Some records
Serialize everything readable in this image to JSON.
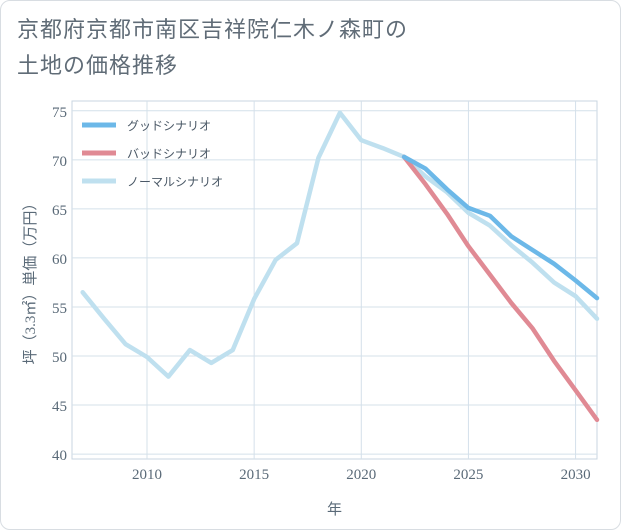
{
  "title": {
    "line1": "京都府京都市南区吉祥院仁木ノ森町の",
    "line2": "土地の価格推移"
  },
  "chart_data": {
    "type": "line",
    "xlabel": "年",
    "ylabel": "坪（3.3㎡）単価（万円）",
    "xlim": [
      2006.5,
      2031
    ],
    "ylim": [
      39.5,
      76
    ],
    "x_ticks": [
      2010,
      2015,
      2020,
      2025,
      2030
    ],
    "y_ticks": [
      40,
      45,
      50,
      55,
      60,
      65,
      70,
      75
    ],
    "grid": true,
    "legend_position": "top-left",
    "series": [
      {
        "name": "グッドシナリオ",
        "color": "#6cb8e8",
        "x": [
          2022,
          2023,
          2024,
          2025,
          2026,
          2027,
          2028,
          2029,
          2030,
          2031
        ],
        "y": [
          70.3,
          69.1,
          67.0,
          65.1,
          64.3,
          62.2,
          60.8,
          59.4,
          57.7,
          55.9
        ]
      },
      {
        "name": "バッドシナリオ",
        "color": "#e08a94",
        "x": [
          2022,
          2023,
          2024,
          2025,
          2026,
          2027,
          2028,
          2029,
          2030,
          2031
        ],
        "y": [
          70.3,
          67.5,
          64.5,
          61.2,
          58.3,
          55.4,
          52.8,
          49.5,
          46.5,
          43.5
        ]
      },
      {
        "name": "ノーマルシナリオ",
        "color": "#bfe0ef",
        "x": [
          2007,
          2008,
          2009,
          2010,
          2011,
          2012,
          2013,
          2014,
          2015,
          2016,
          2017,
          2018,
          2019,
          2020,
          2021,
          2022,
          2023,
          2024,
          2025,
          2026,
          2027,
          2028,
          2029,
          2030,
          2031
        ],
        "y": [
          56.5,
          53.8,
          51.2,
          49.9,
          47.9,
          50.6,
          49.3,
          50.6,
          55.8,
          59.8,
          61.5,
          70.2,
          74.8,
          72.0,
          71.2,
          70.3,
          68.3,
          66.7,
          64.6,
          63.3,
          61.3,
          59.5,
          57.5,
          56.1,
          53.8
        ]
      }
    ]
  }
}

*Problem statement*:
In your copy of the records, include no pictures; repeat everything else exactly.

*Solution to this problem*:
Serialize everything readable in this image to JSON.
{
  "title": {
    "line1": "京都府京都市南区吉祥院仁木ノ森町の",
    "line2": "土地の価格推移"
  },
  "chart_data": {
    "type": "line",
    "xlabel": "年",
    "ylabel": "坪（3.3㎡）単価（万円）",
    "xlim": [
      2006.5,
      2031
    ],
    "ylim": [
      39.5,
      76
    ],
    "x_ticks": [
      2010,
      2015,
      2020,
      2025,
      2030
    ],
    "y_ticks": [
      40,
      45,
      50,
      55,
      60,
      65,
      70,
      75
    ],
    "grid": true,
    "legend_position": "top-left",
    "series": [
      {
        "name": "グッドシナリオ",
        "color": "#6cb8e8",
        "x": [
          2022,
          2023,
          2024,
          2025,
          2026,
          2027,
          2028,
          2029,
          2030,
          2031
        ],
        "y": [
          70.3,
          69.1,
          67.0,
          65.1,
          64.3,
          62.2,
          60.8,
          59.4,
          57.7,
          55.9
        ]
      },
      {
        "name": "バッドシナリオ",
        "color": "#e08a94",
        "x": [
          2022,
          2023,
          2024,
          2025,
          2026,
          2027,
          2028,
          2029,
          2030,
          2031
        ],
        "y": [
          70.3,
          67.5,
          64.5,
          61.2,
          58.3,
          55.4,
          52.8,
          49.5,
          46.5,
          43.5
        ]
      },
      {
        "name": "ノーマルシナリオ",
        "color": "#bfe0ef",
        "x": [
          2007,
          2008,
          2009,
          2010,
          2011,
          2012,
          2013,
          2014,
          2015,
          2016,
          2017,
          2018,
          2019,
          2020,
          2021,
          2022,
          2023,
          2024,
          2025,
          2026,
          2027,
          2028,
          2029,
          2030,
          2031
        ],
        "y": [
          56.5,
          53.8,
          51.2,
          49.9,
          47.9,
          50.6,
          49.3,
          50.6,
          55.8,
          59.8,
          61.5,
          70.2,
          74.8,
          72.0,
          71.2,
          70.3,
          68.3,
          66.7,
          64.6,
          63.3,
          61.3,
          59.5,
          57.5,
          56.1,
          53.8
        ]
      }
    ]
  }
}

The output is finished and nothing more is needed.